* **OBJECTIVE**
Type every record exactly as it appears.
******
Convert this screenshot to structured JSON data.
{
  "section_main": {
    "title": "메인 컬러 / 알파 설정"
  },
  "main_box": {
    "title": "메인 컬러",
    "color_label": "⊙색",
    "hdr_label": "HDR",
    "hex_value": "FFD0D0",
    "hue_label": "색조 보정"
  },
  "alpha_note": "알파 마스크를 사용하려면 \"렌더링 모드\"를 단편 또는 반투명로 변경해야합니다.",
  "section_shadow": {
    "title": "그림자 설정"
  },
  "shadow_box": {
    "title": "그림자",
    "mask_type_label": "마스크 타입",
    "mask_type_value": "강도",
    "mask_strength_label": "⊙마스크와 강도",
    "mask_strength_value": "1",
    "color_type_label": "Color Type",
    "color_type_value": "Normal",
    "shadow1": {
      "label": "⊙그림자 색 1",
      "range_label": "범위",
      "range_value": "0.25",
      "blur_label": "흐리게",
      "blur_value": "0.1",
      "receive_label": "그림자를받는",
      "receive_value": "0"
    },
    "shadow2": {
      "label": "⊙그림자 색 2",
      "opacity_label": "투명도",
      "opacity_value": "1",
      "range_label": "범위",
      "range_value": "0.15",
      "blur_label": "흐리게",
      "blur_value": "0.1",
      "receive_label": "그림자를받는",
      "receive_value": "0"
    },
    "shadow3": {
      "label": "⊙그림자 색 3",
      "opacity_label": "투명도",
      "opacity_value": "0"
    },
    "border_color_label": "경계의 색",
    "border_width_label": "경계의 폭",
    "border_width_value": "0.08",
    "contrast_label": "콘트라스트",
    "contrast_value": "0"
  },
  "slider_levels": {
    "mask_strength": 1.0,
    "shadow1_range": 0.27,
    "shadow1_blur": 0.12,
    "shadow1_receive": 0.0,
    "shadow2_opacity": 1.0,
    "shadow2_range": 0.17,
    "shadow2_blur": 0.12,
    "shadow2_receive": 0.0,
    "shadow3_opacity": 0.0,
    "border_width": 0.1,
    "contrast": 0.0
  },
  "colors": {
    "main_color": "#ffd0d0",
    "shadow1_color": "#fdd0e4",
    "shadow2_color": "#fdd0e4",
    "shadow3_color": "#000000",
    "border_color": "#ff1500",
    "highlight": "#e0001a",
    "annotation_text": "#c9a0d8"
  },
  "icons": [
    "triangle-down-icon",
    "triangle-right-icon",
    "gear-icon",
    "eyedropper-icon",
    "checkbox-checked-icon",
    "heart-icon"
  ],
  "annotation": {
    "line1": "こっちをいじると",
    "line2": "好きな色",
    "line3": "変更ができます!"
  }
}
******
* **IN RESPONSE**
Convert this screenshot to structured JSON data.
{
  "section_main": {
    "title": "메인 컬러 / 알파 설정"
  },
  "main_box": {
    "title": "메인 컬러",
    "color_label": "⊙색",
    "hdr_label": "HDR",
    "hex_value": "FFD0D0",
    "hue_label": "색조 보정"
  },
  "alpha_note": "알파 마스크를 사용하려면 \"렌더링 모드\"를 단편 또는 반투명로 변경해야합니다.",
  "section_shadow": {
    "title": "그림자 설정"
  },
  "shadow_box": {
    "title": "그림자",
    "mask_type_label": "마스크 타입",
    "mask_type_value": "강도",
    "mask_strength_label": "⊙마스크와 강도",
    "mask_strength_value": "1",
    "color_type_label": "Color Type",
    "color_type_value": "Normal",
    "shadow1": {
      "label": "⊙그림자 색 1",
      "range_label": "범위",
      "range_value": "0.25",
      "blur_label": "흐리게",
      "blur_value": "0.1",
      "receive_label": "그림자를받는",
      "receive_value": "0"
    },
    "shadow2": {
      "label": "⊙그림자 색 2",
      "opacity_label": "투명도",
      "opacity_value": "1",
      "range_label": "범위",
      "range_value": "0.15",
      "blur_label": "흐리게",
      "blur_value": "0.1",
      "receive_label": "그림자를받는",
      "receive_value": "0"
    },
    "shadow3": {
      "label": "⊙그림자 색 3",
      "opacity_label": "투명도",
      "opacity_value": "0"
    },
    "border_color_label": "경계의 색",
    "border_width_label": "경계의 폭",
    "border_width_value": "0.08",
    "contrast_label": "콘트라스트",
    "contrast_value": "0"
  },
  "slider_levels": {
    "mask_strength": 1.0,
    "shadow1_range": 0.27,
    "shadow1_blur": 0.12,
    "shadow1_receive": 0.0,
    "shadow2_opacity": 1.0,
    "shadow2_range": 0.17,
    "shadow2_blur": 0.12,
    "shadow2_receive": 0.0,
    "shadow3_opacity": 0.0,
    "border_width": 0.1,
    "contrast": 0.0
  },
  "colors": {
    "main_color": "#ffd0d0",
    "shadow1_color": "#fdd0e4",
    "shadow2_color": "#fdd0e4",
    "shadow3_color": "#000000",
    "border_color": "#ff1500",
    "highlight": "#e0001a",
    "annotation_text": "#c9a0d8"
  },
  "icons": [
    "triangle-down-icon",
    "triangle-right-icon",
    "gear-icon",
    "eyedropper-icon",
    "checkbox-checked-icon",
    "heart-icon"
  ],
  "annotation": {
    "line1": "こっちをいじると",
    "line2": "好きな色",
    "line3": "変更ができます!"
  }
}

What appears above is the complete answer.